- [Requirement] Set down each record below exactly as it stands. Pictures are not part of the copy.

Recorded data:

++++

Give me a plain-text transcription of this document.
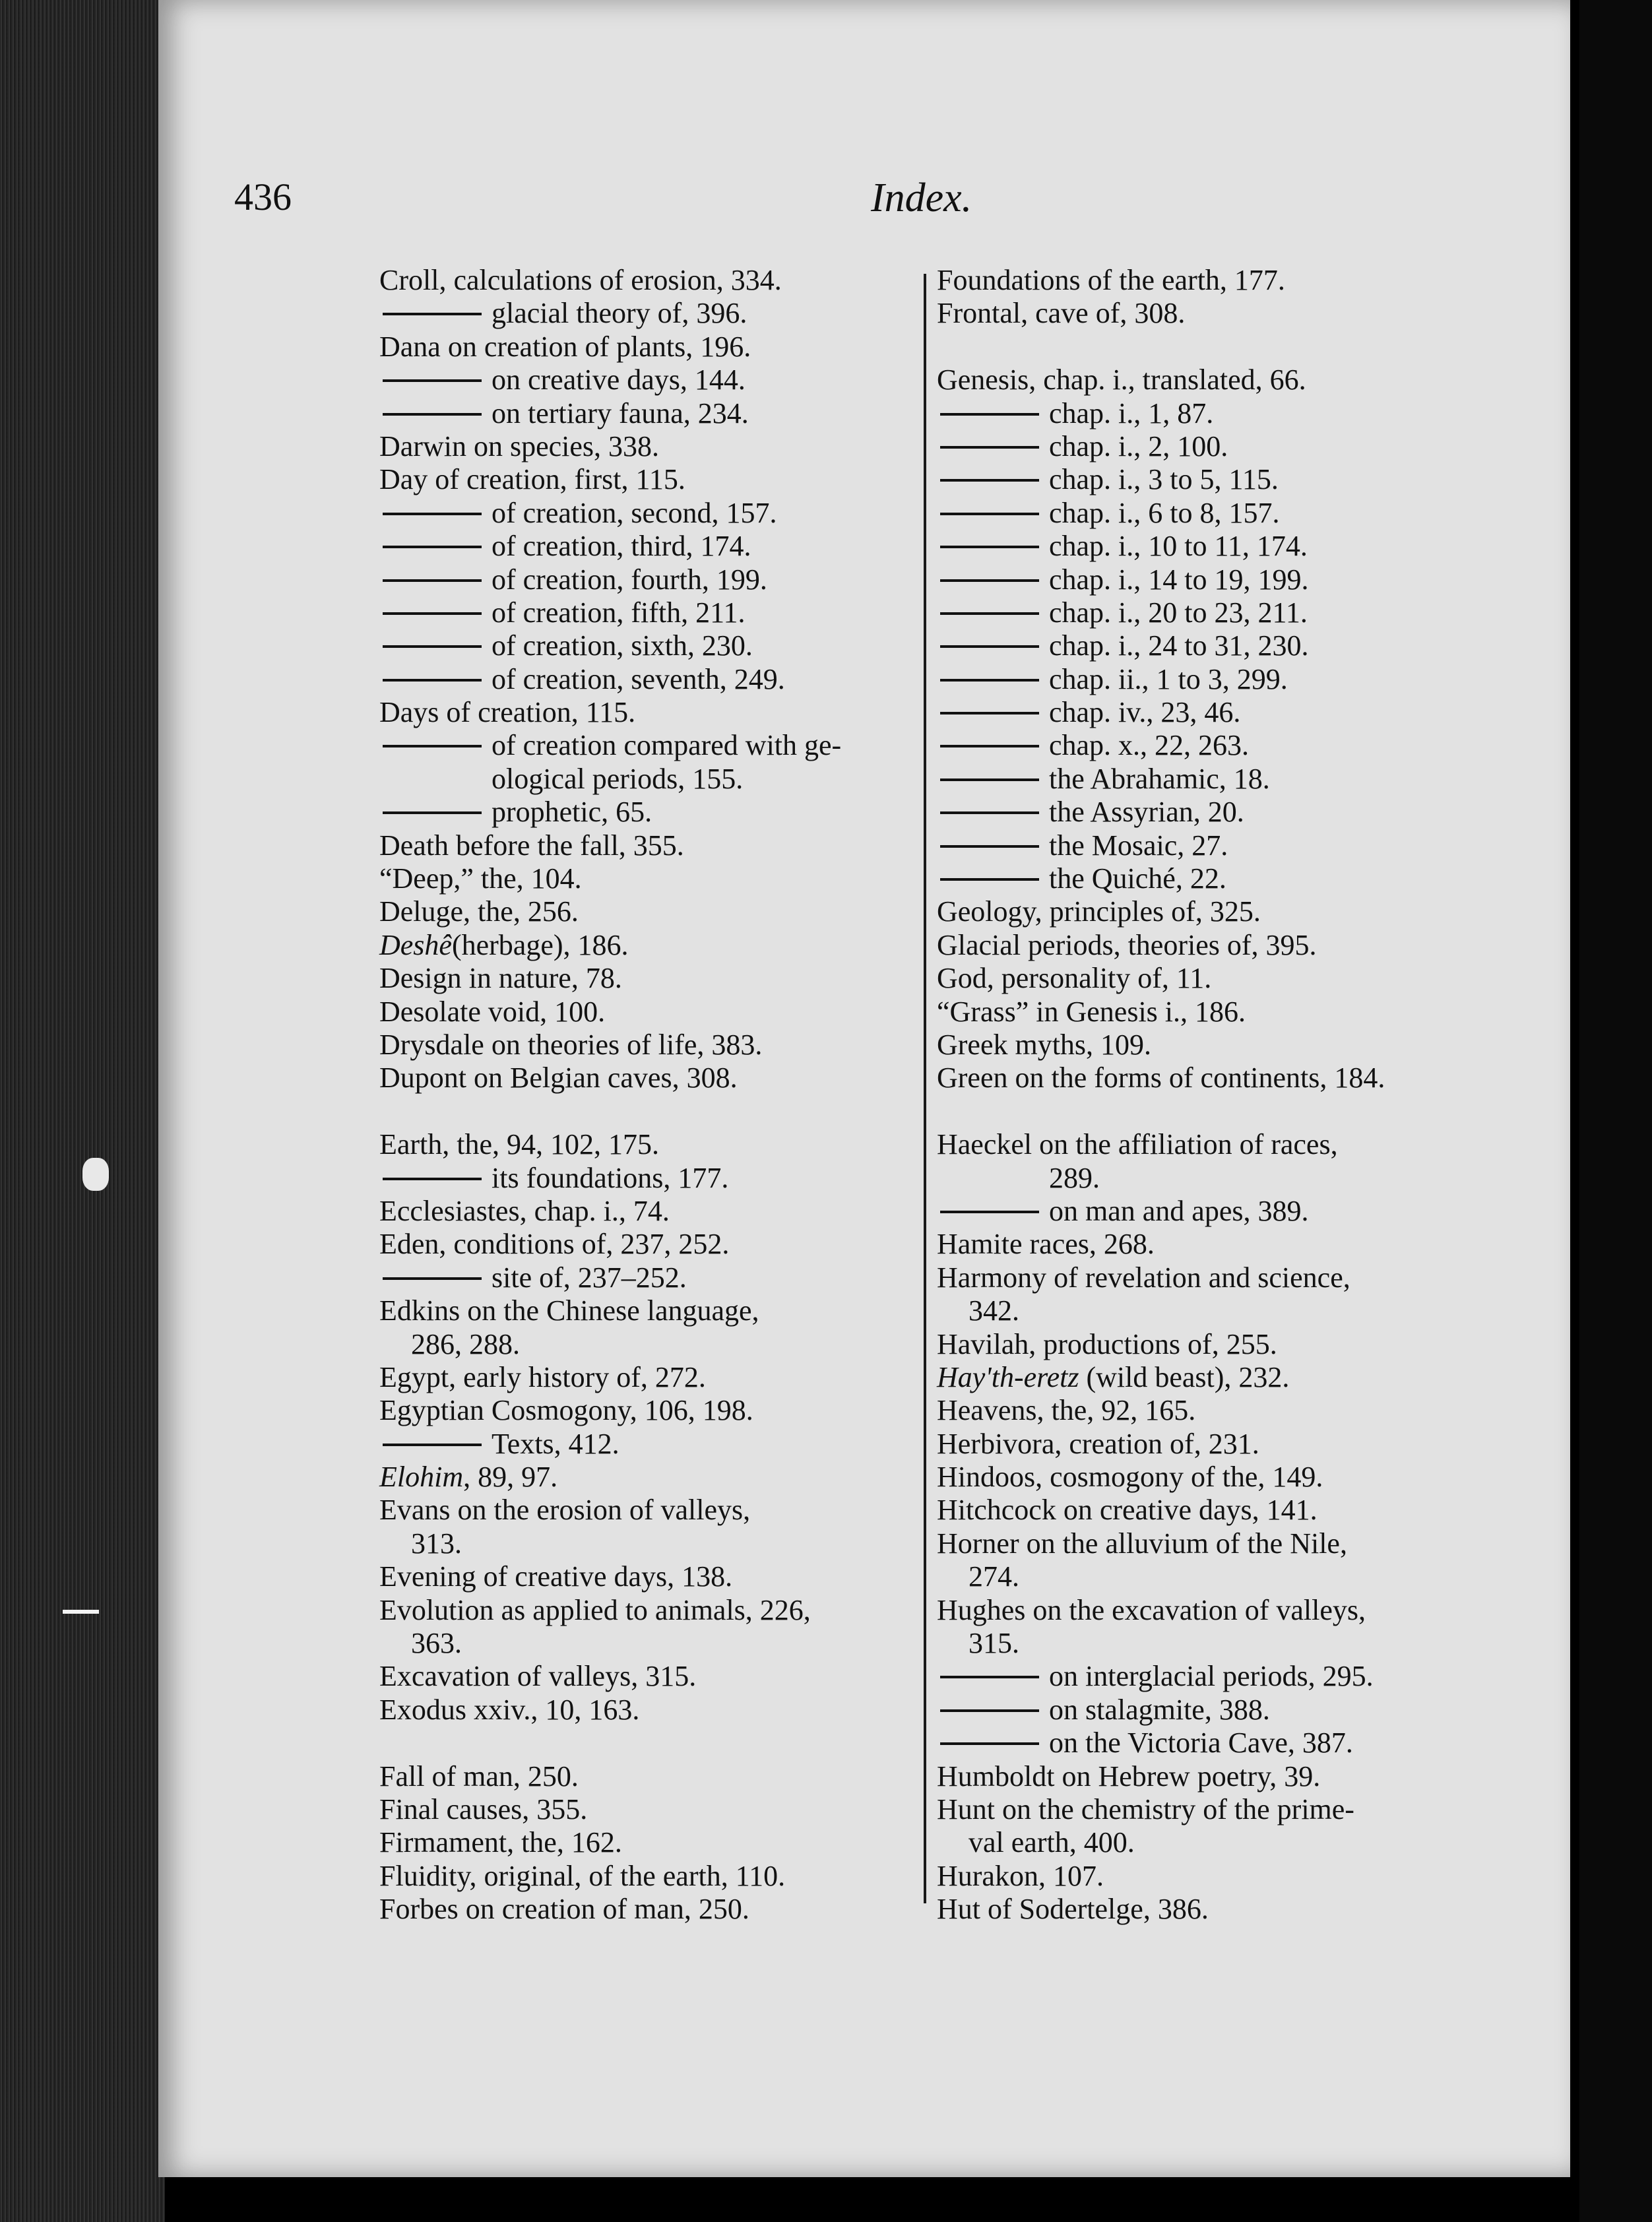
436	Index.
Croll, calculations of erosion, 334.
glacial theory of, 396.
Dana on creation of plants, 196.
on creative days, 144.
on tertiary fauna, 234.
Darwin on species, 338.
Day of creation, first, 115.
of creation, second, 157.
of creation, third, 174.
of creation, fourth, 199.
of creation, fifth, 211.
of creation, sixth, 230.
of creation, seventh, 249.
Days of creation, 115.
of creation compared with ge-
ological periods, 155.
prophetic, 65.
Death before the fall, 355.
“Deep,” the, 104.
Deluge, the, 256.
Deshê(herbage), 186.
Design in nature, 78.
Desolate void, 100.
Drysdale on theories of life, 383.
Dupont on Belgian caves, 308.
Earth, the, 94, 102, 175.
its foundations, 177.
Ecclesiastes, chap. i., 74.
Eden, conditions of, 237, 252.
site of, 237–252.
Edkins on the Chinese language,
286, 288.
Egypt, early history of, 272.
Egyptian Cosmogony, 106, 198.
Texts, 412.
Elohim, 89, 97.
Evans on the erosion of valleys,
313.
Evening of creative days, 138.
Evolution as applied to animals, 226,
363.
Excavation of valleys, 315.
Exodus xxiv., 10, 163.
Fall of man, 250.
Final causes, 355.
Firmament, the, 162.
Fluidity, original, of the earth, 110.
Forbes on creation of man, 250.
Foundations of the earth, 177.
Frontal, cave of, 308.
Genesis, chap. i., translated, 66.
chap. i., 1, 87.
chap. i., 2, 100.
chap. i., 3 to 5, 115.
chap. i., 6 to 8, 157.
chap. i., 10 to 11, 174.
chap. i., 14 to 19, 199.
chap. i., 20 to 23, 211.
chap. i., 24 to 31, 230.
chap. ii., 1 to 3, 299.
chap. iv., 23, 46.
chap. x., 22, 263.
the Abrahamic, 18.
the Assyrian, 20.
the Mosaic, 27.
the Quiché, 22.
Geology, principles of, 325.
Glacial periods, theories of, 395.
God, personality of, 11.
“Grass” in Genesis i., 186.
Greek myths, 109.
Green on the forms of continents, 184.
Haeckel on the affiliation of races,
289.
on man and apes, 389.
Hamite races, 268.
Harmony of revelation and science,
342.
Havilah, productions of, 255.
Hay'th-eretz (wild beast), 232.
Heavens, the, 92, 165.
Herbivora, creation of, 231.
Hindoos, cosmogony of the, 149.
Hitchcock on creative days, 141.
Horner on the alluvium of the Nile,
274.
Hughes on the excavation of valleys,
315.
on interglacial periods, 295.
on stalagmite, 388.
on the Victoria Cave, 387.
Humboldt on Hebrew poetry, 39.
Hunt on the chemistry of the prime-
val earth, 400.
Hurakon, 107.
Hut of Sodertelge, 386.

++++

- [Solution below]
Give me a plain-text transcription of this document.
436	Index.
Croll, calculations of erosion, 334.
glacial theory of, 396.
Dana on creation of plants, 196.
on creative days, 144.
on tertiary fauna, 234.
Darwin on species, 338.
Day of creation, first, 115.
of creation, second, 157.
of creation, third, 174.
of creation, fourth, 199.
of creation, fifth, 211.
of creation, sixth, 230.
of creation, seventh, 249.
Days of creation, 115.
of creation compared with ge-
ological periods, 155.
prophetic, 65.
Death before the fall, 355.
“Deep,” the, 104.
Deluge, the, 256.
Deshê(herbage), 186.
Design in nature, 78.
Desolate void, 100.
Drysdale on theories of life, 383.
Dupont on Belgian caves, 308.
Earth, the, 94, 102, 175.
its foundations, 177.
Ecclesiastes, chap. i., 74.
Eden, conditions of, 237, 252.
site of, 237–252.
Edkins on the Chinese language,
286, 288.
Egypt, early history of, 272.
Egyptian Cosmogony, 106, 198.
Texts, 412.
Elohim, 89, 97.
Evans on the erosion of valleys,
313.
Evening of creative days, 138.
Evolution as applied to animals, 226,
363.
Excavation of valleys, 315.
Exodus xxiv., 10, 163.
Fall of man, 250.
Final causes, 355.
Firmament, the, 162.
Fluidity, original, of the earth, 110.
Forbes on creation of man, 250.
Foundations of the earth, 177.
Frontal, cave of, 308.
Genesis, chap. i., translated, 66.
chap. i., 1, 87.
chap. i., 2, 100.
chap. i., 3 to 5, 115.
chap. i., 6 to 8, 157.
chap. i., 10 to 11, 174.
chap. i., 14 to 19, 199.
chap. i., 20 to 23, 211.
chap. i., 24 to 31, 230.
chap. ii., 1 to 3, 299.
chap. iv., 23, 46.
chap. x., 22, 263.
the Abrahamic, 18.
the Assyrian, 20.
the Mosaic, 27.
the Quiché, 22.
Geology, principles of, 325.
Glacial periods, theories of, 395.
God, personality of, 11.
“Grass” in Genesis i., 186.
Greek myths, 109.
Green on the forms of continents, 184.
Haeckel on the affiliation of races,
289.
on man and apes, 389.
Hamite races, 268.
Harmony of revelation and science,
342.
Havilah, productions of, 255.
Hay'th-eretz (wild beast), 232.
Heavens, the, 92, 165.
Herbivora, creation of, 231.
Hindoos, cosmogony of the, 149.
Hitchcock on creative days, 141.
Horner on the alluvium of the Nile,
274.
Hughes on the excavation of valleys,
315.
on interglacial periods, 295.
on stalagmite, 388.
on the Victoria Cave, 387.
Humboldt on Hebrew poetry, 39.
Hunt on the chemistry of the prime-
val earth, 400.
Hurakon, 107.
Hut of Sodertelge, 386.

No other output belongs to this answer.